Exclude the pictures, then repeat the remaining data exactly.

Supplied material:
※ ※ ※

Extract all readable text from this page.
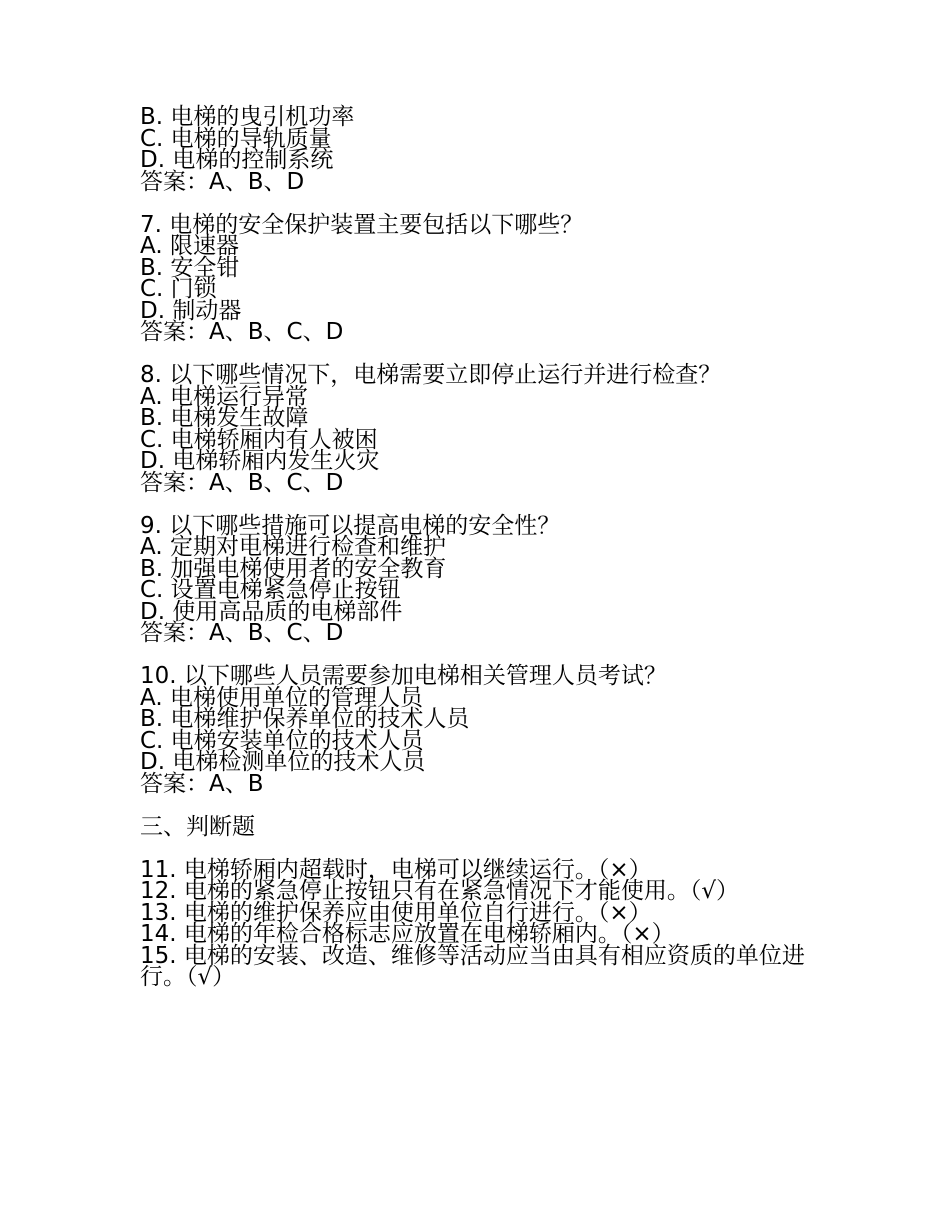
B. 电梯的曳引机功率
C. 电梯的导轨质量
D. 电梯的控制系统
答案：A、B、D
7. 电梯的安全保护装置主要包括以下哪些？
A. 限速器
B. 安全钳
C. 门锁
D. 制动器
答案：A、B、C、D
8. 以下哪些情况下，电梯需要立即停止运行并进行检查？
A. 电梯运行异常
B. 电梯发生故障
C. 电梯轿厢内有人被困
D. 电梯轿厢内发生火灾
答案：A、B、C、D
9. 以下哪些措施可以提高电梯的安全性？
A. 定期对电梯进行检查和维护
B. 加强电梯使用者的安全教育
C. 设置电梯紧急停止按钮
D. 使用高品质的电梯部件
答案：A、B、C、D
10. 以下哪些人员需要参加电梯相关管理人员考试？
A. 电梯使用单位的管理人员
B. 电梯维护保养单位的技术人员
C. 电梯安装单位的技术人员
D. 电梯检测单位的技术人员
答案：A、B
三、判断题
11. 电梯轿厢内超载时，电梯可以继续运行。（×）
12. 电梯的紧急停止按钮只有在紧急情况下才能使用。（√）
13. 电梯的维护保养应由使用单位自行进行。（×）
14. 电梯的年检合格标志应放置在电梯轿厢内。（×）
15. 电梯的安装、改造、维修等活动应当由具有相应资质的单位进行。（√）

※ ※ ※

Exercise response:
Extract all readable text from this page.
B. 电梯的曳引机功率
C. 电梯的导轨质量
D. 电梯的控制系统
答案：A、B、D
7. 电梯的安全保护装置主要包括以下哪些？
A. 限速器
B. 安全钳
C. 门锁
D. 制动器
答案：A、B、C、D
8. 以下哪些情况下，电梯需要立即停止运行并进行检查？
A. 电梯运行异常
B. 电梯发生故障
C. 电梯轿厢内有人被困
D. 电梯轿厢内发生火灾
答案：A、B、C、D
9. 以下哪些措施可以提高电梯的安全性？
A. 定期对电梯进行检查和维护
B. 加强电梯使用者的安全教育
C. 设置电梯紧急停止按钮
D. 使用高品质的电梯部件
答案：A、B、C、D
10. 以下哪些人员需要参加电梯相关管理人员考试？
A. 电梯使用单位的管理人员
B. 电梯维护保养单位的技术人员
C. 电梯安装单位的技术人员
D. 电梯检测单位的技术人员
答案：A、B
三、判断题
11. 电梯轿厢内超载时，电梯可以继续运行。（×）
12. 电梯的紧急停止按钮只有在紧急情况下才能使用。（√）
13. 电梯的维护保养应由使用单位自行进行。（×）
14. 电梯的年检合格标志应放置在电梯轿厢内。（×）
15. 电梯的安装、改造、维修等活动应当由具有相应资质的单位进行。（√）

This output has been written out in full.